[Given exercise]
Return the count of lines with the string "degrees" in them, and nothing else.
-- start --
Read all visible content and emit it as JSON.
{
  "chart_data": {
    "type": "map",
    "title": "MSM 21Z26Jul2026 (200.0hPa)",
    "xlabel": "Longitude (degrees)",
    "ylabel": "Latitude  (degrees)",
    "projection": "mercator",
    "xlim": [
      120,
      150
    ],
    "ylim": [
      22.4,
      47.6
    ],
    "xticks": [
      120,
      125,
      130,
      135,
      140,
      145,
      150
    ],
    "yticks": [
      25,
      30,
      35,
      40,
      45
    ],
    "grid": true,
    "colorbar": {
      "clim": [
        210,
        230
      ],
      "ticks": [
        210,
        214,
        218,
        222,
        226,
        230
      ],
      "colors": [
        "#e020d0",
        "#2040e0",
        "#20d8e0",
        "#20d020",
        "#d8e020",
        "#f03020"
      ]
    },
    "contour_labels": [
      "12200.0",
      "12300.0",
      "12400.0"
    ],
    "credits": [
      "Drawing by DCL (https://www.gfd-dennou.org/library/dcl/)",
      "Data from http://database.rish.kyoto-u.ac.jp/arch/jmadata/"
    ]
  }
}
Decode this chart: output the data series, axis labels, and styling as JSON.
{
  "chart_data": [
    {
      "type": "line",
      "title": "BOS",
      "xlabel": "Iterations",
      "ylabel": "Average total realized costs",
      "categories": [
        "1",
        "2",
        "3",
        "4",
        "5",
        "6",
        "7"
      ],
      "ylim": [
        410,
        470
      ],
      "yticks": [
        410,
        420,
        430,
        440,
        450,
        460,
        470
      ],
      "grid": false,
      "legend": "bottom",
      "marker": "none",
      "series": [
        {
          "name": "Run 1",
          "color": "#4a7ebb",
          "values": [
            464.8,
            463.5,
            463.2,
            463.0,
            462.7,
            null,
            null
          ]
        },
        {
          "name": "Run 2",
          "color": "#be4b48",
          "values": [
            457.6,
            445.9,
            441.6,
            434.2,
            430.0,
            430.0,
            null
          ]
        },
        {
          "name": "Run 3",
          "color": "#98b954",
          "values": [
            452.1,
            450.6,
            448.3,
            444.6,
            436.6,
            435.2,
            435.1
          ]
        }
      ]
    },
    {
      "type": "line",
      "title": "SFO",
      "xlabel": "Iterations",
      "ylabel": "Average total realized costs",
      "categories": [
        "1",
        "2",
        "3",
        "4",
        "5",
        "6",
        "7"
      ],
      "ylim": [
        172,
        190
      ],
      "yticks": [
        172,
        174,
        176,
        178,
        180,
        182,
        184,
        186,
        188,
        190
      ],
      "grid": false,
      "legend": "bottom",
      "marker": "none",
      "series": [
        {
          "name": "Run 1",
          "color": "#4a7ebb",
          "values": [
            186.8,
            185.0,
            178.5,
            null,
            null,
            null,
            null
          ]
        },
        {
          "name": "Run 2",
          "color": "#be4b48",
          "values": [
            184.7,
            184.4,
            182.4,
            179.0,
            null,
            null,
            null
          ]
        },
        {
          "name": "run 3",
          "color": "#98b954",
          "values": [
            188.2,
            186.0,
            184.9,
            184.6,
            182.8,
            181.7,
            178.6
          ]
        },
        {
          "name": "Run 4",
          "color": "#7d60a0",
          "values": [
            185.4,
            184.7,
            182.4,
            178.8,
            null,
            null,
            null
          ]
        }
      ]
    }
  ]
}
-- end --
[In response]
2